▸ The request
Reproduce, word for word, the forum post below on porting Arduino Uno LTC decoder code to the ATmega8.

▸ Extract provided
§ §

Unable to replicate Arduino code into ATmega8 code

I am trying to replicate an LTC Audio Decoder code from Arduino Uno into AVR ATmega8 which I got from here.

My Arduino Uno code is working great. Here is my Arduino Uno code:

#define one_time_max 588 // these values are setup for NTSC video
#define one_time_min 422 // PAL would be around 1000 for 0 and 500 for 1
#define zero_time_max 1080 // 80bits times 29.97 frames per sec
#define zero_time_min 922 // equals 833 (divide by 8 clock pulses)
#define icpPin 8 // ICP input pin on arduino
#define end_data_position 63
#define end_sync_position 77
#define end_smpte_position 80
volatile unsigned int bit_time;
volatile boolean valid_tc_word;
volatile boolean ones_bit_count;
volatile boolean tc_sync;
volatile boolean write_tc_out;
volatile boolean drop_frame_flag;
volatile byte total_bits;
volatile byte current_bit;
volatile byte sync_count;
volatile byte tc[8];
volatile char timeCode[11];
/* ICR interrupt vector */
ISR(TIMER1_CAPT_vect)
{
 //toggleCaptureEdge
 TCCR1B ^= _BV(ICES1);
 //Serial.println("Inter");
 bit_time = ICR1;
 //resetTimer1
 TCNT1 = 0;
if ((bit_time < one_time_min) || (bit_time > zero_time_max)) // get rid of anything way outside the norm
 {
 //Serial.println(bit_time, DEC);
 total_bits = 0;
 }
 else
 {
 if (ones_bit_count == true) // only count the second ones pluse
 ones_bit_count = false;
 else
 { 
 if (bit_time > zero_time_min)

§ §

▸ Data provided
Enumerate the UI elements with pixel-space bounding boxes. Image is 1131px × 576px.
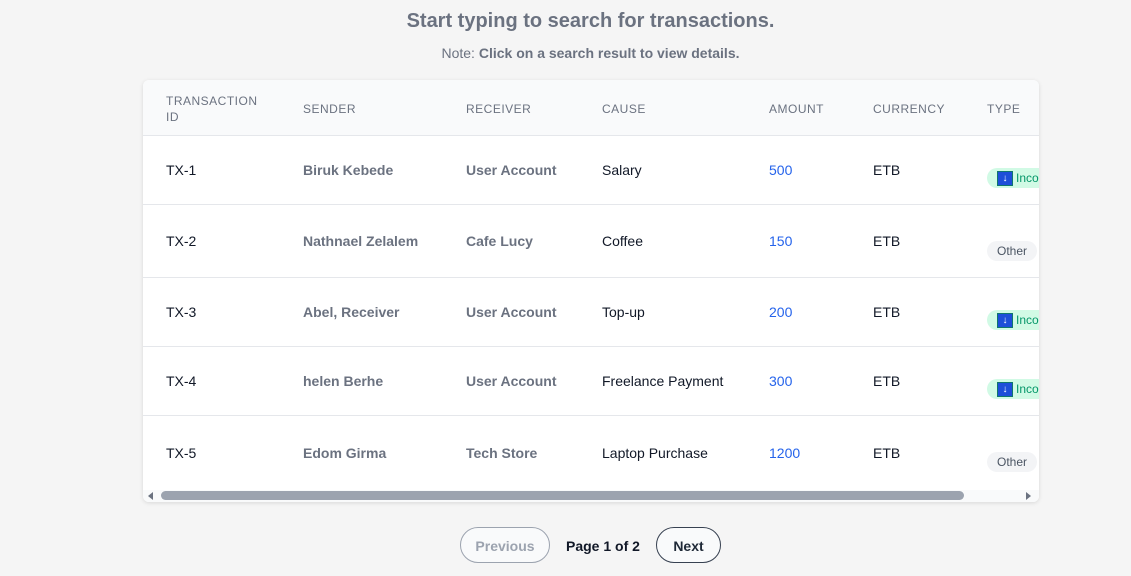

§ §

▸ Solution to the problem
Unable to replicate Arduino code into ATmega8 code

I am trying to replicate an LTC Audio Decoder code from Arduino Uno into AVR ATmega8 which I got from here.

My Arduino Uno code is working great. Here is my Arduino Uno code:

#define one_time_max 588 // these values are setup for NTSC video
#define one_time_min 422 // PAL would be around 1000 for 0 and 500 for 1
#define zero_time_max 1080 // 80bits times 29.97 frames per sec
#define zero_time_min 922 // equals 833 (divide by 8 clock pulses)
#define icpPin 8 // ICP input pin on arduino
#define end_data_position 63
#define end_sync_position 77
#define end_smpte_position 80
volatile unsigned int bit_time;
volatile boolean valid_tc_word;
volatile boolean ones_bit_count;
volatile boolean tc_sync;
volatile boolean write_tc_out;
volatile boolean drop_frame_flag;
volatile byte total_bits;
volatile byte current_bit;
volatile byte sync_count;
volatile byte tc[8];
volatile char timeCode[11];
/* ICR interrupt vector */
ISR(TIMER1_CAPT_vect)
{
 //toggleCaptureEdge
 TCCR1B ^= _BV(ICES1);
 //Serial.println("Inter");
 bit_time = ICR1;
 //resetTimer1
 TCNT1 = 0;
if ((bit_time < one_time_min) || (bit_time > zero_time_max)) // get rid of anything way outside the norm
 {
 //Serial.println(bit_time, DEC);
 total_bits = 0;
 }
 else
 {
 if (ones_bit_count == true) // only count the second ones pluse
 ones_bit_count = false;
 else
 { 
 if (bit_time > zero_time_min)